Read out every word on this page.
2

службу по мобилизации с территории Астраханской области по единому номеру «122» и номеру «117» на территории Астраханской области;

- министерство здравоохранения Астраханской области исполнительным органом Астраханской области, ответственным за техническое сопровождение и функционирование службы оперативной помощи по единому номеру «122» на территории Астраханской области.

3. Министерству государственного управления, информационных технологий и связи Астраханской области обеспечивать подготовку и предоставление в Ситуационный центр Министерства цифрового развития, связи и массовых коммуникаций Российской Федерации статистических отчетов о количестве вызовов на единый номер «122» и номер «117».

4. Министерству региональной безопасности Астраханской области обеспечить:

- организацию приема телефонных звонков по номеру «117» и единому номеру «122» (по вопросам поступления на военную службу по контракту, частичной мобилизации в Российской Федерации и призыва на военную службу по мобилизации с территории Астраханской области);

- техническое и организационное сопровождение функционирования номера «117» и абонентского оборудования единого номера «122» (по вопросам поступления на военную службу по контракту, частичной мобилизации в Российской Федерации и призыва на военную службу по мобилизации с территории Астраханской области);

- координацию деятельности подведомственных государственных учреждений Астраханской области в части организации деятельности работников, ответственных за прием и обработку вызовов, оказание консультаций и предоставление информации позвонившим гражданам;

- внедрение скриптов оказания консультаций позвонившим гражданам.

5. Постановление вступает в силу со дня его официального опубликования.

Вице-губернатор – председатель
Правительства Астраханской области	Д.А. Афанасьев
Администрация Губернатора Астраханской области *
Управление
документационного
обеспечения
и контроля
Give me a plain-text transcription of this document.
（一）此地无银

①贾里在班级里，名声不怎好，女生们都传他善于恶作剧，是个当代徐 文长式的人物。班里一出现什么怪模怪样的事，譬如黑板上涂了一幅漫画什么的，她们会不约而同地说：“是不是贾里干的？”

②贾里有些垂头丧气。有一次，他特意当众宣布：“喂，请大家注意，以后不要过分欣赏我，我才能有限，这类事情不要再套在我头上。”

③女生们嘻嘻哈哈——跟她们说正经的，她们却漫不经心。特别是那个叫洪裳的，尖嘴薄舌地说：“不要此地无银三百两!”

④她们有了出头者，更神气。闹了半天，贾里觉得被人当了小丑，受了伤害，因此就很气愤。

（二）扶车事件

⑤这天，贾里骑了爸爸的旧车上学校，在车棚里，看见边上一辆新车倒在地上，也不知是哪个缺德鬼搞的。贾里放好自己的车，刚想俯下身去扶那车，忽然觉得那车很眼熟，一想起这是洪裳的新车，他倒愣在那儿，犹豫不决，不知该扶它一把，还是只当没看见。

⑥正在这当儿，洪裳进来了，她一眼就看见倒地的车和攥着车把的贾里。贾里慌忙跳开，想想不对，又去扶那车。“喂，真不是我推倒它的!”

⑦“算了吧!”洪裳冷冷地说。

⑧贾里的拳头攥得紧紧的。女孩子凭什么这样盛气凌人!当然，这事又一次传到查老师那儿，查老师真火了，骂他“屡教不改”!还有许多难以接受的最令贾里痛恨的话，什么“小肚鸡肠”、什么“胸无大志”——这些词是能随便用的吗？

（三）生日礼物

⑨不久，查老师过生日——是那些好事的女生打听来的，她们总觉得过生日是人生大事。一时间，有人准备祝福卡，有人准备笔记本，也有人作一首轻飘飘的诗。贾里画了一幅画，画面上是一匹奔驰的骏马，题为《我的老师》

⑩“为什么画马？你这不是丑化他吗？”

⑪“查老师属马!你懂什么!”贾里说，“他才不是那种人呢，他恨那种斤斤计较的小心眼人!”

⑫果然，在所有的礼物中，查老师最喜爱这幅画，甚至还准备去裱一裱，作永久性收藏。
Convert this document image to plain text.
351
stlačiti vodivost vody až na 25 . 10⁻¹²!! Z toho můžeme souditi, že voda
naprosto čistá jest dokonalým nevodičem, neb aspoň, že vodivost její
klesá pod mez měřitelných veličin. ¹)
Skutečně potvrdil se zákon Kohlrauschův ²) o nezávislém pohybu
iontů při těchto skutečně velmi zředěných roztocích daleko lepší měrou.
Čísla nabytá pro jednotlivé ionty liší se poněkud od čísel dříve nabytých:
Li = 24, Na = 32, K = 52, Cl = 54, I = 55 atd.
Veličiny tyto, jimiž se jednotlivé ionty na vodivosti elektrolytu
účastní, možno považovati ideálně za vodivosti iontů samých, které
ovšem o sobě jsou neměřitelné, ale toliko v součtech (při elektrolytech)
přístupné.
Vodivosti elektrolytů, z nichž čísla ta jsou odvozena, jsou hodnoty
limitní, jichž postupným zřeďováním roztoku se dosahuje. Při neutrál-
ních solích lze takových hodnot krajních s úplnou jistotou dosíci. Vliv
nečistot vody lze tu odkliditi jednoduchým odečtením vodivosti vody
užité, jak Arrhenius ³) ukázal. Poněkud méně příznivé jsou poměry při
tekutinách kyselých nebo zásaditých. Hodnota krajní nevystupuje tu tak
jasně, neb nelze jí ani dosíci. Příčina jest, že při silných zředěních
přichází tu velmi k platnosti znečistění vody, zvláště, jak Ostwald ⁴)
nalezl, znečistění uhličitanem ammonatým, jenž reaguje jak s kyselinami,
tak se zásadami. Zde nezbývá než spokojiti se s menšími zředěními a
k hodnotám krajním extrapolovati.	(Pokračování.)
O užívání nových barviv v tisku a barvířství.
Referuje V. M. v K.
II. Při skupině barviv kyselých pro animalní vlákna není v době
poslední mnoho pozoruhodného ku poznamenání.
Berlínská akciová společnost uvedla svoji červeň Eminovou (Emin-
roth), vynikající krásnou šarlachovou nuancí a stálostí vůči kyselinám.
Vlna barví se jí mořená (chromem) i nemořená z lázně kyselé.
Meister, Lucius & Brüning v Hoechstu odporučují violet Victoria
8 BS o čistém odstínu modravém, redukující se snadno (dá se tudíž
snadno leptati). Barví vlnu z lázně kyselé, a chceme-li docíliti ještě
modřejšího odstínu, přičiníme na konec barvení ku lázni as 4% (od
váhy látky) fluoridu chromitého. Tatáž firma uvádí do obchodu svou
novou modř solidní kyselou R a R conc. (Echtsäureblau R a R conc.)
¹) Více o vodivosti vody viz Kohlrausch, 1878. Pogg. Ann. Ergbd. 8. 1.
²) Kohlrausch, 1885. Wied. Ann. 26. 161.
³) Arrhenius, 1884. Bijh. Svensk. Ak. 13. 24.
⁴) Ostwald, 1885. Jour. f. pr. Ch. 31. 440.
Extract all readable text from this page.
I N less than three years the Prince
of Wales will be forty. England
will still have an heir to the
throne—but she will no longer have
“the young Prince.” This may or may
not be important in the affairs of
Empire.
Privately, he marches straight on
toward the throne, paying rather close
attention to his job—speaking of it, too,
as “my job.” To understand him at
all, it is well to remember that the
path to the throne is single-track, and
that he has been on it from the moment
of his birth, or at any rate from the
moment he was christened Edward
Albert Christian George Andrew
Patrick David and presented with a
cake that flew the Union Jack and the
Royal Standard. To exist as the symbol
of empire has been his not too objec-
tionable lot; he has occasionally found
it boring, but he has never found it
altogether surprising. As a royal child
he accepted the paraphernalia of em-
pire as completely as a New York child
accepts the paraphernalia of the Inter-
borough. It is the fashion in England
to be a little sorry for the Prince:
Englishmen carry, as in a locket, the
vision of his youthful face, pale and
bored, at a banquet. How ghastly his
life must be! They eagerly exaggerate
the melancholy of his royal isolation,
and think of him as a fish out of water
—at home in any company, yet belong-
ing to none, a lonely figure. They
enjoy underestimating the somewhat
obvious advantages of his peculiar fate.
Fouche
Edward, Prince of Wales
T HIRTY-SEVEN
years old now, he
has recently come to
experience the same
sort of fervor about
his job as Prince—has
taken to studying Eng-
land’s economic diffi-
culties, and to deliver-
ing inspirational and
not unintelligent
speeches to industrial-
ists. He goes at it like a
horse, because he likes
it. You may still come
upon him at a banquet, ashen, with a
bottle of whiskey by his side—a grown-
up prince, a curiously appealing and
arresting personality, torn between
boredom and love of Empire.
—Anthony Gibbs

#### Objective:
From the listing above, copy all lines holding the word "paraphernalia".

#### Exercise result:
he accepted the paraphernalia of em-
accepts the paraphernalia of the Inter-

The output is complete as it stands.